— start Dataset excerpts —

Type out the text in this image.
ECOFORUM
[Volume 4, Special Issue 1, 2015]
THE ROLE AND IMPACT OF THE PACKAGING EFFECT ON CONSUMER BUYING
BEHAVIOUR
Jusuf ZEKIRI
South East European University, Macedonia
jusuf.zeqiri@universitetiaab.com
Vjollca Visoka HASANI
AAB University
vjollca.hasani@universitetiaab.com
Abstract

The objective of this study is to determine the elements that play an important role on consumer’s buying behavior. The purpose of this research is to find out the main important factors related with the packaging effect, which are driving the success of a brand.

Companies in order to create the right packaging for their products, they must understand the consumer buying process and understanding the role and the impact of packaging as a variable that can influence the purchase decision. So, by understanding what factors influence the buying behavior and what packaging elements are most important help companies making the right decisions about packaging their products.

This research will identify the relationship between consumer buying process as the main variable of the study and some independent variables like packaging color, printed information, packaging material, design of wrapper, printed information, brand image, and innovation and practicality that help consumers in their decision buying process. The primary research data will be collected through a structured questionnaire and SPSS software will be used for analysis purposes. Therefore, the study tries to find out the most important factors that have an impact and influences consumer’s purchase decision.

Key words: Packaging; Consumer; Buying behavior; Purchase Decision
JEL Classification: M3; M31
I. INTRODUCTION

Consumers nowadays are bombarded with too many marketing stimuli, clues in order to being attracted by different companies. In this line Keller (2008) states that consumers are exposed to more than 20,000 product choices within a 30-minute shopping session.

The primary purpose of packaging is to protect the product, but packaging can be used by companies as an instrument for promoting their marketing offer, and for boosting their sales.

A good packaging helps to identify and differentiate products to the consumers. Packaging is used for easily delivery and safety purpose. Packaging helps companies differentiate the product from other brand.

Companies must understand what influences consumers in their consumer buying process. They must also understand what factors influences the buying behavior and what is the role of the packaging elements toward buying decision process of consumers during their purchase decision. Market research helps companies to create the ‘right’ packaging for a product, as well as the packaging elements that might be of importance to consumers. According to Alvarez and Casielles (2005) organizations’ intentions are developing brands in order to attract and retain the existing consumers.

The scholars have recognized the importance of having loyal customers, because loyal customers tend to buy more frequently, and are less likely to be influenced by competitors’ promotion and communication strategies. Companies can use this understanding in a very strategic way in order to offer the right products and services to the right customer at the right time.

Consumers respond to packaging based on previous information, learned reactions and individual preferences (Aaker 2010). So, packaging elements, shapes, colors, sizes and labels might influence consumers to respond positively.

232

— end Dataset excerpts —

Task prompt »
Every record above should be output exactly.

Full output »
Type out the text in this image.
ECOFORUM
[Volume 4, Special Issue 1, 2015]
THE ROLE AND IMPACT OF THE PACKAGING EFFECT ON CONSUMER BUYING
BEHAVIOUR
Jusuf ZEKIRI
South East European University, Macedonia
jusuf.zeqiri@universitetiaab.com
Vjollca Visoka HASANI
AAB University
vjollca.hasani@universitetiaab.com
Abstract

The objective of this study is to determine the elements that play an important role on consumer’s buying behavior. The purpose of this research is to find out the main important factors related with the packaging effect, which are driving the success of a brand.

Companies in order to create the right packaging for their products, they must understand the consumer buying process and understanding the role and the impact of packaging as a variable that can influence the purchase decision. So, by understanding what factors influence the buying behavior and what packaging elements are most important help companies making the right decisions about packaging their products.

This research will identify the relationship between consumer buying process as the main variable of the study and some independent variables like packaging color, printed information, packaging material, design of wrapper, printed information, brand image, and innovation and practicality that help consumers in their decision buying process. The primary research data will be collected through a structured questionnaire and SPSS software will be used for analysis purposes. Therefore, the study tries to find out the most important factors that have an impact and influences consumer’s purchase decision.

Key words: Packaging; Consumer; Buying behavior; Purchase Decision
JEL Classification: M3; M31
I. INTRODUCTION

Consumers nowadays are bombarded with too many marketing stimuli, clues in order to being attracted by different companies. In this line Keller (2008) states that consumers are exposed to more than 20,000 product choices within a 30-minute shopping session.

The primary purpose of packaging is to protect the product, but packaging can be used by companies as an instrument for promoting their marketing offer, and for boosting their sales.

A good packaging helps to identify and differentiate products to the consumers. Packaging is used for easily delivery and safety purpose. Packaging helps companies differentiate the product from other brand.

Companies must understand what influences consumers in their consumer buying process. They must also understand what factors influences the buying behavior and what is the role of the packaging elements toward buying decision process of consumers during their purchase decision. Market research helps companies to create the ‘right’ packaging for a product, as well as the packaging elements that might be of importance to consumers. According to Alvarez and Casielles (2005) organizations’ intentions are developing brands in order to attract and retain the existing consumers.

The scholars have recognized the importance of having loyal customers, because loyal customers tend to buy more frequently, and are less likely to be influenced by competitors’ promotion and communication strategies. Companies can use this understanding in a very strategic way in order to offer the right products and services to the right customer at the right time.

Consumers respond to packaging based on previous information, learned reactions and individual preferences (Aaker 2010). So, packaging elements, shapes, colors, sizes and labels might influence consumers to respond positively.

232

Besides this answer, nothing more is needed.